── Given information

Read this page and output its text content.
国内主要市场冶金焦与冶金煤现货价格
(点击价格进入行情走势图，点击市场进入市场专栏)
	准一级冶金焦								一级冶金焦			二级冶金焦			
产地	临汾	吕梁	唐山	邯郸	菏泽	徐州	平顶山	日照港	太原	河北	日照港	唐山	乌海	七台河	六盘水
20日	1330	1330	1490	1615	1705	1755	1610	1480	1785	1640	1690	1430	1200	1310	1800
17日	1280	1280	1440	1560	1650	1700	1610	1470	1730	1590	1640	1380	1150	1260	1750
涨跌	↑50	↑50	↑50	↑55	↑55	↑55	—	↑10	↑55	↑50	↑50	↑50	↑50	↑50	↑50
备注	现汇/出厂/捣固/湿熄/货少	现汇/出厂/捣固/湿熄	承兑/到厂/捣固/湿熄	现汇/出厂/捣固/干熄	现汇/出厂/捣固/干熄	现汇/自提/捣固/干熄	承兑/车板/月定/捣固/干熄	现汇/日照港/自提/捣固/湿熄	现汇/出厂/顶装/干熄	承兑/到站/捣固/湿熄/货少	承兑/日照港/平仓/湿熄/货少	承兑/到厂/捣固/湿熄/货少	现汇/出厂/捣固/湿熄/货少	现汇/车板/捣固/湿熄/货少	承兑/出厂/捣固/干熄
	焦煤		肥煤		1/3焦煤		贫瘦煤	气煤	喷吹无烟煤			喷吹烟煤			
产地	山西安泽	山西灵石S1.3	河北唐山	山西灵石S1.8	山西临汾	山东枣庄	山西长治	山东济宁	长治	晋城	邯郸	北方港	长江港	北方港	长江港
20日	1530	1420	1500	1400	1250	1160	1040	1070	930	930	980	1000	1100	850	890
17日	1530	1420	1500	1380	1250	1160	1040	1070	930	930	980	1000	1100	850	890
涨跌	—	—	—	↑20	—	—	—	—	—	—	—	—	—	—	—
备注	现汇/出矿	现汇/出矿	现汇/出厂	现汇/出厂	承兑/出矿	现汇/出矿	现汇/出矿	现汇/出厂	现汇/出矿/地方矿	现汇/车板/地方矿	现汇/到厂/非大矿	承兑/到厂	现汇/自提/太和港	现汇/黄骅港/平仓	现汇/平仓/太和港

────

## What is required
Each entry above needs to be retyped exactly.

## Answer to this exercise
Read this page and output its text content.
国内主要市场冶金焦与冶金煤现货价格
(点击价格进入行情走势图，点击市场进入市场专栏)
	准一级冶金焦								一级冶金焦			二级冶金焦			
产地	临汾	吕梁	唐山	邯郸	菏泽	徐州	平顶山	日照港	太原	河北	日照港	唐山	乌海	七台河	六盘水
20日	1330	1330	1490	1615	1705	1755	1610	1480	1785	1640	1690	1430	1200	1310	1800
17日	1280	1280	1440	1560	1650	1700	1610	1470	1730	1590	1640	1380	1150	1260	1750
涨跌	↑50	↑50	↑50	↑55	↑55	↑55	—	↑10	↑55	↑50	↑50	↑50	↑50	↑50	↑50
备注	现汇/出厂/捣固/湿熄/货少	现汇/出厂/捣固/湿熄	承兑/到厂/捣固/湿熄	现汇/出厂/捣固/干熄	现汇/出厂/捣固/干熄	现汇/自提/捣固/干熄	承兑/车板/月定/捣固/干熄	现汇/日照港/自提/捣固/湿熄	现汇/出厂/顶装/干熄	承兑/到站/捣固/湿熄/货少	承兑/日照港/平仓/湿熄/货少	承兑/到厂/捣固/湿熄/货少	现汇/出厂/捣固/湿熄/货少	现汇/车板/捣固/湿熄/货少	承兑/出厂/捣固/干熄
	焦煤		肥煤		1/3焦煤		贫瘦煤	气煤	喷吹无烟煤			喷吹烟煤			
产地	山西安泽	山西灵石S1.3	河北唐山	山西灵石S1.8	山西临汾	山东枣庄	山西长治	山东济宁	长治	晋城	邯郸	北方港	长江港	北方港	长江港
20日	1530	1420	1500	1400	1250	1160	1040	1070	930	930	980	1000	1100	850	890
17日	1530	1420	1500	1380	1250	1160	1040	1070	930	930	980	1000	1100	850	890
涨跌	—	—	—	↑20	—	—	—	—	—	—	—	—	—	—	—
备注	现汇/出矿	现汇/出矿	现汇/出厂	现汇/出厂	承兑/出矿	现汇/出矿	现汇/出矿	现汇/出厂	现汇/出矿/地方矿	现汇/车板/地方矿	现汇/到厂/非大矿	承兑/到厂	现汇/自提/太和港	现汇/黄骅港/平仓	现汇/平仓/太和港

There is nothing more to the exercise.